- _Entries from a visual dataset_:
+ + + +

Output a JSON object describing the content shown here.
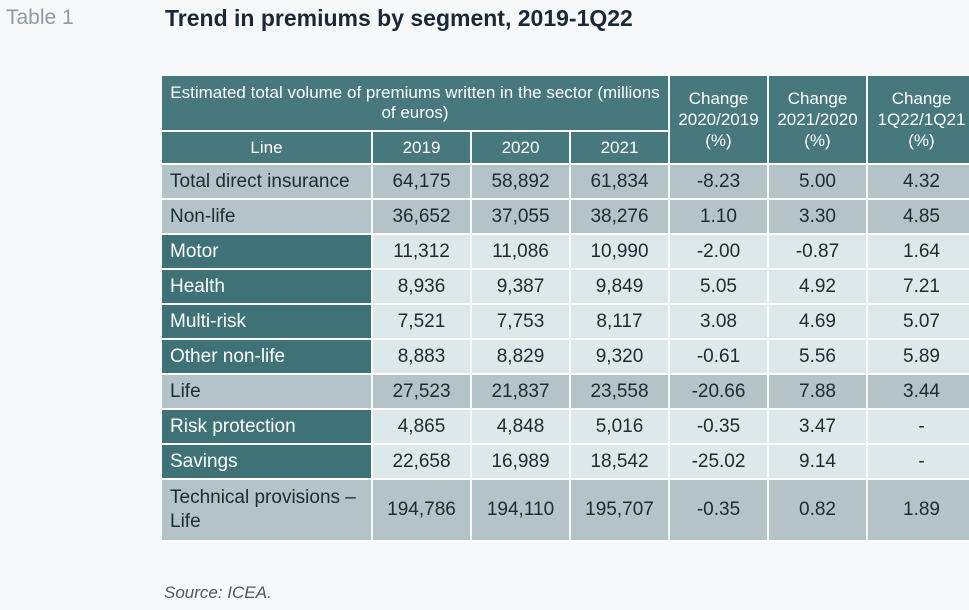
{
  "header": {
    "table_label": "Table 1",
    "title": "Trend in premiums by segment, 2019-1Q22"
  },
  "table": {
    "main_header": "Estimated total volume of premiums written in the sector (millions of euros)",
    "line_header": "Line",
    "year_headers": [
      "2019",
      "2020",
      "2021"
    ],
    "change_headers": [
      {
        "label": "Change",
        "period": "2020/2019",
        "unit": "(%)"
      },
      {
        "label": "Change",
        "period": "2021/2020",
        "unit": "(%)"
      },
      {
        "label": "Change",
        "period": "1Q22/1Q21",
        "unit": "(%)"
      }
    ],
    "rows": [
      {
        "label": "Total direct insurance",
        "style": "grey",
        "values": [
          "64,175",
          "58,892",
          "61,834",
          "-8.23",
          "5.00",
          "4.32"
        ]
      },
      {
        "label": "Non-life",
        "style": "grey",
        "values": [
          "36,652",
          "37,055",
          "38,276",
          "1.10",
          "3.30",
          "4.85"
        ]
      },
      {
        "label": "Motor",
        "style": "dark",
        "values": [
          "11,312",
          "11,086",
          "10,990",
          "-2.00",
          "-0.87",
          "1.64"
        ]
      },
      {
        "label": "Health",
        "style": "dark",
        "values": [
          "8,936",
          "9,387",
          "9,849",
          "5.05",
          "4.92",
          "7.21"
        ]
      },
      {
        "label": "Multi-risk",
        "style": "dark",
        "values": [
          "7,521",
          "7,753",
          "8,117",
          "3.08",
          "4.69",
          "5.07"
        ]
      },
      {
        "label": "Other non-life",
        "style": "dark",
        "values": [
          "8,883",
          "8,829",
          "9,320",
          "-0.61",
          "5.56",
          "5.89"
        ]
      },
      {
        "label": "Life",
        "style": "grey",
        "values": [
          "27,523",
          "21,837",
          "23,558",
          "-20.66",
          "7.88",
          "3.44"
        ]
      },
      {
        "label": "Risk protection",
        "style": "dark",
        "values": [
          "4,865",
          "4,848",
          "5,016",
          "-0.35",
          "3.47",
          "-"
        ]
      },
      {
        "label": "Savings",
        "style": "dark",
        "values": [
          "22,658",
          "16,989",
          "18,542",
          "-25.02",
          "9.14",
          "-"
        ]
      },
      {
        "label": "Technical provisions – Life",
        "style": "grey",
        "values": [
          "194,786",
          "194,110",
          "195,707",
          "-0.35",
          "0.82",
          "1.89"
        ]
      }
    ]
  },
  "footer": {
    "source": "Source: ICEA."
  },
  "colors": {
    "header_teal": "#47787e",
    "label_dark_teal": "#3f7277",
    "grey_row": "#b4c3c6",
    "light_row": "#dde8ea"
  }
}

+ + + +

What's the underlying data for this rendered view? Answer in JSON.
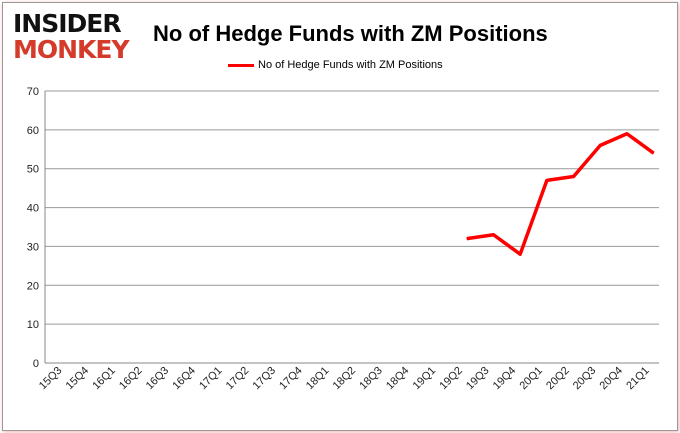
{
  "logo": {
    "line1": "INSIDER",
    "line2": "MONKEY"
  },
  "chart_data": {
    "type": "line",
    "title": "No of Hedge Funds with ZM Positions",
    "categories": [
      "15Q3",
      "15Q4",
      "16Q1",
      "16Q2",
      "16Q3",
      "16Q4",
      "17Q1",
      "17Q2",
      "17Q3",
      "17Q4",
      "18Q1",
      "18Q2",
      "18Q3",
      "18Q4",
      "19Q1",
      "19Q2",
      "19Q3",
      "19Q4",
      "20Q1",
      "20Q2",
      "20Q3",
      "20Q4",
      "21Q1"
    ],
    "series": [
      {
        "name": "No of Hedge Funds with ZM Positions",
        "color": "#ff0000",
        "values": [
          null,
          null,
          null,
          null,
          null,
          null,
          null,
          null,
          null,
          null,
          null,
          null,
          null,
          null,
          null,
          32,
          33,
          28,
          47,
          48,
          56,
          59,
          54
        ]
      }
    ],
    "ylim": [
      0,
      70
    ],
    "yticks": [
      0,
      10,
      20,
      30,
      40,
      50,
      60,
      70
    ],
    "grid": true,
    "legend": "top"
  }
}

+ + + +

Report all lines of the data above that include the string "with".

- _Exercise solution_:
    "title": "No of Hedge Funds with ZM Positions",
        "name": "No of Hedge Funds with ZM Positions",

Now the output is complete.